**** Data to use ****

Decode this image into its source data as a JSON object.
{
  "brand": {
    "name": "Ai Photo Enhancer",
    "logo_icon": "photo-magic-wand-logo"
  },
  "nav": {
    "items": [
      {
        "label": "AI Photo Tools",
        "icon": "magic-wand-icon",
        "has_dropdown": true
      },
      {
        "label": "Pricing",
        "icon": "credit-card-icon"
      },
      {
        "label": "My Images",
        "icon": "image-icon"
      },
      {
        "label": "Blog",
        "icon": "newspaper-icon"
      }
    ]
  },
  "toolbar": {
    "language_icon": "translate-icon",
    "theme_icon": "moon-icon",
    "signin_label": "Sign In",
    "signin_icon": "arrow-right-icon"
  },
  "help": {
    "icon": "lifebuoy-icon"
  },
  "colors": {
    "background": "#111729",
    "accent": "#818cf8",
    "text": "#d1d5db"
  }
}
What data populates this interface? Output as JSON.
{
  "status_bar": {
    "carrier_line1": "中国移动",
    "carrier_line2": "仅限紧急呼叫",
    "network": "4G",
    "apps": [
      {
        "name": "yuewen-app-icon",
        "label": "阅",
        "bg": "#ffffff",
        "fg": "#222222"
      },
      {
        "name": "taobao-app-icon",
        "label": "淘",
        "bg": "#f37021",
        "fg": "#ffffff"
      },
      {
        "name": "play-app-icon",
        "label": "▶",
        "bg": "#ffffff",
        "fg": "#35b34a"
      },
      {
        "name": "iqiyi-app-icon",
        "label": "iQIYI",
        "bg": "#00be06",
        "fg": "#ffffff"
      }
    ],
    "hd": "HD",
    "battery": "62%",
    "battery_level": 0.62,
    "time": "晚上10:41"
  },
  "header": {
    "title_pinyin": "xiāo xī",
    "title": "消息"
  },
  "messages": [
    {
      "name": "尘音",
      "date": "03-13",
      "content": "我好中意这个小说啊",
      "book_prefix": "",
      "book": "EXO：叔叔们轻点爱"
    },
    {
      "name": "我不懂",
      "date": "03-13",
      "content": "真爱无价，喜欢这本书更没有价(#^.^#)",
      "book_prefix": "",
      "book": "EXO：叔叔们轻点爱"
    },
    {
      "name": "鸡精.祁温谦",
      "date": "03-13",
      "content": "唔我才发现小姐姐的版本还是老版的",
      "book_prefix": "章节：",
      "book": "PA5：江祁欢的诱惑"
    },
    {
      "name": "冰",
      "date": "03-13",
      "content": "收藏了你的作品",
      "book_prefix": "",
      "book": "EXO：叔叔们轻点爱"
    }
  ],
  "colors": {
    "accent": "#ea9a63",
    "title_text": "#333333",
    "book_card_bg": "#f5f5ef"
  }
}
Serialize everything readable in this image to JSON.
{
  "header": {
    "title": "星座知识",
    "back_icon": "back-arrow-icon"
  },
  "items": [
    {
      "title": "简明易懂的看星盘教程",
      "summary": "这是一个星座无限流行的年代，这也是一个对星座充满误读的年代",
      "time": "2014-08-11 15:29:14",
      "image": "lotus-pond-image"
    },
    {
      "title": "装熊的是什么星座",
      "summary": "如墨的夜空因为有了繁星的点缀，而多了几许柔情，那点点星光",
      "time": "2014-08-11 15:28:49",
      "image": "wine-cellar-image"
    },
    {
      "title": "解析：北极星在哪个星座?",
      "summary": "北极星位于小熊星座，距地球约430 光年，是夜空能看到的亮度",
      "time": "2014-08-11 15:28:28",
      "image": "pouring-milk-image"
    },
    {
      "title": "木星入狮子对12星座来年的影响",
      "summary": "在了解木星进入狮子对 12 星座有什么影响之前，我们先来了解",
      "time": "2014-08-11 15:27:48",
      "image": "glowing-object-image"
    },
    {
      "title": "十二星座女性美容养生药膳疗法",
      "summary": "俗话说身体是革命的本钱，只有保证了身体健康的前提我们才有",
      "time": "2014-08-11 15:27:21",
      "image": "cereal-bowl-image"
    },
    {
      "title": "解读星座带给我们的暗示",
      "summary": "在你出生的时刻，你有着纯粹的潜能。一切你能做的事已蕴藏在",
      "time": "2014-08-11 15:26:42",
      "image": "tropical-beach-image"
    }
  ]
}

****

Print all of the entries exactly as they are written.

_Solved exercise_:
Decode this image into its source data as a JSON object.
{
  "brand": {
    "name": "Ai Photo Enhancer",
    "logo_icon": "photo-magic-wand-logo"
  },
  "nav": {
    "items": [
      {
        "label": "AI Photo Tools",
        "icon": "magic-wand-icon",
        "has_dropdown": true
      },
      {
        "label": "Pricing",
        "icon": "credit-card-icon"
      },
      {
        "label": "My Images",
        "icon": "image-icon"
      },
      {
        "label": "Blog",
        "icon": "newspaper-icon"
      }
    ]
  },
  "toolbar": {
    "language_icon": "translate-icon",
    "theme_icon": "moon-icon",
    "signin_label": "Sign In",
    "signin_icon": "arrow-right-icon"
  },
  "help": {
    "icon": "lifebuoy-icon"
  },
  "colors": {
    "background": "#111729",
    "accent": "#818cf8",
    "text": "#d1d5db"
  }
}
What data populates this interface? Output as JSON.
{
  "status_bar": {
    "carrier_line1": "中国移动",
    "carrier_line2": "仅限紧急呼叫",
    "network": "4G",
    "apps": [
      {
        "name": "yuewen-app-icon",
        "label": "阅",
        "bg": "#ffffff",
        "fg": "#222222"
      },
      {
        "name": "taobao-app-icon",
        "label": "淘",
        "bg": "#f37021",
        "fg": "#ffffff"
      },
      {
        "name": "play-app-icon",
        "label": "▶",
        "bg": "#ffffff",
        "fg": "#35b34a"
      },
      {
        "name": "iqiyi-app-icon",
        "label": "iQIYI",
        "bg": "#00be06",
        "fg": "#ffffff"
      }
    ],
    "hd": "HD",
    "battery": "62%",
    "battery_level": 0.62,
    "time": "晚上10:41"
  },
  "header": {
    "title_pinyin": "xiāo xī",
    "title": "消息"
  },
  "messages": [
    {
      "name": "尘音",
      "date": "03-13",
      "content": "我好中意这个小说啊",
      "book_prefix": "",
      "book": "EXO：叔叔们轻点爱"
    },
    {
      "name": "我不懂",
      "date": "03-13",
      "content": "真爱无价，喜欢这本书更没有价(#^.^#)",
      "book_prefix": "",
      "book": "EXO：叔叔们轻点爱"
    },
    {
      "name": "鸡精.祁温谦",
      "date": "03-13",
      "content": "唔我才发现小姐姐的版本还是老版的",
      "book_prefix": "章节：",
      "book": "PA5：江祁欢的诱惑"
    },
    {
      "name": "冰",
      "date": "03-13",
      "content": "收藏了你的作品",
      "book_prefix": "",
      "book": "EXO：叔叔们轻点爱"
    }
  ],
  "colors": {
    "accent": "#ea9a63",
    "title_text": "#333333",
    "book_card_bg": "#f5f5ef"
  }
}
Serialize everything readable in this image to JSON.
{
  "header": {
    "title": "星座知识",
    "back_icon": "back-arrow-icon"
  },
  "items": [
    {
      "title": "简明易懂的看星盘教程",
      "summary": "这是一个星座无限流行的年代，这也是一个对星座充满误读的年代",
      "time": "2014-08-11 15:29:14",
      "image": "lotus-pond-image"
    },
    {
      "title": "装熊的是什么星座",
      "summary": "如墨的夜空因为有了繁星的点缀，而多了几许柔情，那点点星光",
      "time": "2014-08-11 15:28:49",
      "image": "wine-cellar-image"
    },
    {
      "title": "解析：北极星在哪个星座?",
      "summary": "北极星位于小熊星座，距地球约430 光年，是夜空能看到的亮度",
      "time": "2014-08-11 15:28:28",
      "image": "pouring-milk-image"
    },
    {
      "title": "木星入狮子对12星座来年的影响",
      "summary": "在了解木星进入狮子对 12 星座有什么影响之前，我们先来了解",
      "time": "2014-08-11 15:27:48",
      "image": "glowing-object-image"
    },
    {
      "title": "十二星座女性美容养生药膳疗法",
      "summary": "俗话说身体是革命的本钱，只有保证了身体健康的前提我们才有",
      "time": "2014-08-11 15:27:21",
      "image": "cereal-bowl-image"
    },
    {
      "title": "解读星座带给我们的暗示",
      "summary": "在你出生的时刻，你有着纯粹的潜能。一切你能做的事已蕴藏在",
      "time": "2014-08-11 15:26:42",
      "image": "tropical-beach-image"
    }
  ]
}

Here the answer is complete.